(Stored items)
━━━━━━━━
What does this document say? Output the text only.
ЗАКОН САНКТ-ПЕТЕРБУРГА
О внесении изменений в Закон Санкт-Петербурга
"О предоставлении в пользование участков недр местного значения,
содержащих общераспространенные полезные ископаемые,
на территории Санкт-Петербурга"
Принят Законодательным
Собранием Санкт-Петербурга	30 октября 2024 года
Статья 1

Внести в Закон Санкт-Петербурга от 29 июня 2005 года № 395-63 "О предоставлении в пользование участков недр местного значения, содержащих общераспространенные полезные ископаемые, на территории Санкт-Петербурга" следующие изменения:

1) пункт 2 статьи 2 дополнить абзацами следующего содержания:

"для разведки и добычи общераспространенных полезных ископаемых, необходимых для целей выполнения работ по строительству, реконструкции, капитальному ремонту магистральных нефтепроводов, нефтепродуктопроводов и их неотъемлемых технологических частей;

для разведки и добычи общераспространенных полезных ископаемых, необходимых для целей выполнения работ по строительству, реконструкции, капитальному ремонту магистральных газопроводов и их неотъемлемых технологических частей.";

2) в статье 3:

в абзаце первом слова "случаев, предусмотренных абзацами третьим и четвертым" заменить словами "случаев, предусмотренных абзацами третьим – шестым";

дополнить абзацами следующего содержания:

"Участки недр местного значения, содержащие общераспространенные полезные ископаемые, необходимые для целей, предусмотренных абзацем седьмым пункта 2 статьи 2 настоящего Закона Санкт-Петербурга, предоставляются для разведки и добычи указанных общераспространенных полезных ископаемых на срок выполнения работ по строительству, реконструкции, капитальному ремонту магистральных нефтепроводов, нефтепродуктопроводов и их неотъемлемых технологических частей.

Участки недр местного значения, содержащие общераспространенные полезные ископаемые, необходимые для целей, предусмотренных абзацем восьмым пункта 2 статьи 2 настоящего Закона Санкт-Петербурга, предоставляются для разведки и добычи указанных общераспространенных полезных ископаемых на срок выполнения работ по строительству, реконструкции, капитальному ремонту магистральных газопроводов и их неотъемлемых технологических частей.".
━━━━━━━━
> WHAT NEEDS TO BE DONE: Once more, set down the full listing, verbatim.

> FINISHED TASK:
What does this document say? Output the text only.
ЗАКОН САНКТ-ПЕТЕРБУРГА
О внесении изменений в Закон Санкт-Петербурга
"О предоставлении в пользование участков недр местного значения,
содержащих общераспространенные полезные ископаемые,
на территории Санкт-Петербурга"
Принят Законодательным
Собранием Санкт-Петербурга	30 октября 2024 года
Статья 1

Внести в Закон Санкт-Петербурга от 29 июня 2005 года № 395-63 "О предоставлении в пользование участков недр местного значения, содержащих общераспространенные полезные ископаемые, на территории Санкт-Петербурга" следующие изменения:

1) пункт 2 статьи 2 дополнить абзацами следующего содержания:

"для разведки и добычи общераспространенных полезных ископаемых, необходимых для целей выполнения работ по строительству, реконструкции, капитальному ремонту магистральных нефтепроводов, нефтепродуктопроводов и их неотъемлемых технологических частей;

для разведки и добычи общераспространенных полезных ископаемых, необходимых для целей выполнения работ по строительству, реконструкции, капитальному ремонту магистральных газопроводов и их неотъемлемых технологических частей.";

2) в статье 3:

в абзаце первом слова "случаев, предусмотренных абзацами третьим и четвертым" заменить словами "случаев, предусмотренных абзацами третьим – шестым";

дополнить абзацами следующего содержания:

"Участки недр местного значения, содержащие общераспространенные полезные ископаемые, необходимые для целей, предусмотренных абзацем седьмым пункта 2 статьи 2 настоящего Закона Санкт-Петербурга, предоставляются для разведки и добычи указанных общераспространенных полезных ископаемых на срок выполнения работ по строительству, реконструкции, капитальному ремонту магистральных нефтепроводов, нефтепродуктопроводов и их неотъемлемых технологических частей.

Участки недр местного значения, содержащие общераспространенные полезные ископаемые, необходимые для целей, предусмотренных абзацем восьмым пункта 2 статьи 2 настоящего Закона Санкт-Петербурга, предоставляются для разведки и добычи указанных общераспространенных полезных ископаемых на срок выполнения работ по строительству, реконструкции, капитальному ремонту магистральных газопроводов и их неотъемлемых технологических частей.".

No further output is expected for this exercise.